REQUIRED WORK:
Identify and pull out each line of the entries in which "text" occurs.
+++ GIVEN ENTRIES +++
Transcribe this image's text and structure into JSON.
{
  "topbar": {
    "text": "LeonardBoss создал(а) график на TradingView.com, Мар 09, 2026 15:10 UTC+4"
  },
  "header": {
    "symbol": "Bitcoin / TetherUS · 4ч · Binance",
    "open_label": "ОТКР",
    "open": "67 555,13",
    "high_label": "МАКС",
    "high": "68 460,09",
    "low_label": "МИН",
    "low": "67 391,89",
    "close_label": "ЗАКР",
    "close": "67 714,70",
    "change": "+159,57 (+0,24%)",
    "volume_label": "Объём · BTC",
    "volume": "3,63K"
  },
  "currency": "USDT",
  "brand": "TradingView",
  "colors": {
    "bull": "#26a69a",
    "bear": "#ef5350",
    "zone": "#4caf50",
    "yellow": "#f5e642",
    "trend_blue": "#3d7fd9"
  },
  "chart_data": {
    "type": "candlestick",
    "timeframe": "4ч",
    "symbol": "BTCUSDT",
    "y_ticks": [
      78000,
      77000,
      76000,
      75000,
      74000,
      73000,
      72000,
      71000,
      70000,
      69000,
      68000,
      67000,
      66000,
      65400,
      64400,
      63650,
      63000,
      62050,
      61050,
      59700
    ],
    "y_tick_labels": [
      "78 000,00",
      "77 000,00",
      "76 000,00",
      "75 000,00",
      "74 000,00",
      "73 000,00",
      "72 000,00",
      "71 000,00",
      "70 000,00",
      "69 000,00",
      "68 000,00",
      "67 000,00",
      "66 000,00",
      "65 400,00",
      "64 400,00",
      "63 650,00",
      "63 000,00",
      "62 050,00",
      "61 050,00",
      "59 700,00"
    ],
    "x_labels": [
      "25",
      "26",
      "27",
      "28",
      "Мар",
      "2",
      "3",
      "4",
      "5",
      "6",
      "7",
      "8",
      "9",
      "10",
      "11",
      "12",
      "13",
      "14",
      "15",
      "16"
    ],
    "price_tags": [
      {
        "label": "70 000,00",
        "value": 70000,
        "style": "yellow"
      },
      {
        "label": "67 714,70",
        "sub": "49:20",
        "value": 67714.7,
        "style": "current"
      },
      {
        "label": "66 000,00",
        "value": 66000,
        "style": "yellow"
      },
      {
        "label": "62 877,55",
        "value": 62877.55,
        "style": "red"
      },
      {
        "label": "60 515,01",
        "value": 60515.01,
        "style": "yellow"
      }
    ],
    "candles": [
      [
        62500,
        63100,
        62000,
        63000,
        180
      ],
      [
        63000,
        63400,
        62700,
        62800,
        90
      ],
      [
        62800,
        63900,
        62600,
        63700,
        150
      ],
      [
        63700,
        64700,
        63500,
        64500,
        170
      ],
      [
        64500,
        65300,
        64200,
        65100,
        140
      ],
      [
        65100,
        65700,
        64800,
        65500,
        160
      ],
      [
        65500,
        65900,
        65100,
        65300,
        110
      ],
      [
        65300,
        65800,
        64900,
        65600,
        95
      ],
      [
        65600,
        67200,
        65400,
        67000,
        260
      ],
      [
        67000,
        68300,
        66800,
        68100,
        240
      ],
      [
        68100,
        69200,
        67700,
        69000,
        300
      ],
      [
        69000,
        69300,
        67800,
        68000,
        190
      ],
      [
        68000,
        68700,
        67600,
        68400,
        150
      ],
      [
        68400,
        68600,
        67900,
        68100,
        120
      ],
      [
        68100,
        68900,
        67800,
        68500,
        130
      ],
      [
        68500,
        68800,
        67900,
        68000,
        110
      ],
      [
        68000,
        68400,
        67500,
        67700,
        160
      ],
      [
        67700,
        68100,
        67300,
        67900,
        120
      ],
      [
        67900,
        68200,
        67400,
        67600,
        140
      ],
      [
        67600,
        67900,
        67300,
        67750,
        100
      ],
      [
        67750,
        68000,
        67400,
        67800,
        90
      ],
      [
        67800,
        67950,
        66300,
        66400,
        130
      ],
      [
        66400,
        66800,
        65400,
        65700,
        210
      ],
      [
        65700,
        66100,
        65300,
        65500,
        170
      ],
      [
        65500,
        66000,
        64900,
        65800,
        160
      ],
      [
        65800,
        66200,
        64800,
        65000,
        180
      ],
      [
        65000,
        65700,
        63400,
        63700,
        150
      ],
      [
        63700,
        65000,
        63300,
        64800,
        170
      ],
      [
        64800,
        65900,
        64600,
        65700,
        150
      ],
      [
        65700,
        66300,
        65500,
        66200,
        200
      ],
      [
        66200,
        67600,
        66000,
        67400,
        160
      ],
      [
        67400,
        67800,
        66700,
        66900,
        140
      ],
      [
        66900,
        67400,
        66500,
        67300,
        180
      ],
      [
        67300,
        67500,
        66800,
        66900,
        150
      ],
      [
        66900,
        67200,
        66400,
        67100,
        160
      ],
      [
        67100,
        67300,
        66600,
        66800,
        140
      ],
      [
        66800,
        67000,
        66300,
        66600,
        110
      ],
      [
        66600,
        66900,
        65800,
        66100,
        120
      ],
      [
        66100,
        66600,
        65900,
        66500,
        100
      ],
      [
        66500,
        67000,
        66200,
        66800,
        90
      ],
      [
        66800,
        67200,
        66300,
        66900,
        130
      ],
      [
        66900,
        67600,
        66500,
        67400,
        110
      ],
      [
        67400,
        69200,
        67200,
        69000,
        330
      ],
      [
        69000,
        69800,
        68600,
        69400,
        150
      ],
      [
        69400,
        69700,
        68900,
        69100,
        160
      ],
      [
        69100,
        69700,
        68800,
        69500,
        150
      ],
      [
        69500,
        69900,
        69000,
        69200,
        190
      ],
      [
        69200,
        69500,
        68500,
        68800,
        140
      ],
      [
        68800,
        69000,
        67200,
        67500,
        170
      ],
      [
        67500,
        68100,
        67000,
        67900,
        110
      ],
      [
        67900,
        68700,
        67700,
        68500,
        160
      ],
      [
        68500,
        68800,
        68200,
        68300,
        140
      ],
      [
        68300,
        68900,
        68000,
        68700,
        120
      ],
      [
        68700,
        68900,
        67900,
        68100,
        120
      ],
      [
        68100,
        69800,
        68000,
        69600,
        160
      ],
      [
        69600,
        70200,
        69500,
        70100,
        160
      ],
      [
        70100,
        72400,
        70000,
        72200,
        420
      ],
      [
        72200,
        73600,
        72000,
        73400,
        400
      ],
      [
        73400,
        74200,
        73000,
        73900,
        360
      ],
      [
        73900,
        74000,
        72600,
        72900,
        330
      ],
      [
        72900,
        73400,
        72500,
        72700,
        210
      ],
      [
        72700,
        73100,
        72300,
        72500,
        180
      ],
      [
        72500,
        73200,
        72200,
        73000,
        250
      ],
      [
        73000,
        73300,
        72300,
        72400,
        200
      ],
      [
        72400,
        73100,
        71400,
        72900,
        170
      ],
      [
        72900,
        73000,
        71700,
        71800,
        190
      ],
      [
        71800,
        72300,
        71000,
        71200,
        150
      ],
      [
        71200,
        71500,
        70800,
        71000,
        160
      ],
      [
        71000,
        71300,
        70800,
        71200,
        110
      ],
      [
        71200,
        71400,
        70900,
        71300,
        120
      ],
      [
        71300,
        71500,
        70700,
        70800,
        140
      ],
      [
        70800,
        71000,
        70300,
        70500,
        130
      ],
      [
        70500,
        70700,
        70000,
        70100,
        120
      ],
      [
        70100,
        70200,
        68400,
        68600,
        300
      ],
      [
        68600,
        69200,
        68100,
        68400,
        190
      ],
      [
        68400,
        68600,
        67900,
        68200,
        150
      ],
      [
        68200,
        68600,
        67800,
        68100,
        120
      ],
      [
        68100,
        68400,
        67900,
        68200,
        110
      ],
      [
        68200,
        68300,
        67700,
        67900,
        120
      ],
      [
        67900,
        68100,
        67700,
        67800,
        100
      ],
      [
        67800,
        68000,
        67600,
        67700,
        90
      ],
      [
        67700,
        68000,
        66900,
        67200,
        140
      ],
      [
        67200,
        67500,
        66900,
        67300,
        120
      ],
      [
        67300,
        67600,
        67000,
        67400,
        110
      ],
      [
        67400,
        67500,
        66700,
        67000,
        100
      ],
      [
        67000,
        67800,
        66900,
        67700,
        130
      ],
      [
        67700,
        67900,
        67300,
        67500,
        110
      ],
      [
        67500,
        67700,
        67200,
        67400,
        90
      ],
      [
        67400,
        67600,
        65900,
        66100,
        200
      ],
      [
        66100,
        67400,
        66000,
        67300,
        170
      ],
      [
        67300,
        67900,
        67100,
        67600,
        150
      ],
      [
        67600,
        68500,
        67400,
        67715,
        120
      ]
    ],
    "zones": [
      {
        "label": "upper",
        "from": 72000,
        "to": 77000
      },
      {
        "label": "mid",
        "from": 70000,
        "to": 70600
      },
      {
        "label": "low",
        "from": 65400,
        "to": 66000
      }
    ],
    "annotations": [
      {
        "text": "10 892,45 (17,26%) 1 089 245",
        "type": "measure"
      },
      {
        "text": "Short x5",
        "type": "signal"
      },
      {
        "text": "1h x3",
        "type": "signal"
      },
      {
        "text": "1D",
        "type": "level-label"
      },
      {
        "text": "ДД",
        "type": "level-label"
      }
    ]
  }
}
+++
RESULT:
Transcribe this image's text and structure into JSON.
    "text": "LeonardBoss создал(а) график на TradingView.com, Мар 09, 2026 15:10 UTC+4"
        "text": "10 892,45 (17,26%) 1 089 245",
        "text": "Short x5",
        "text": "1h x3",
        "text": "1D",
        "text": "ДД",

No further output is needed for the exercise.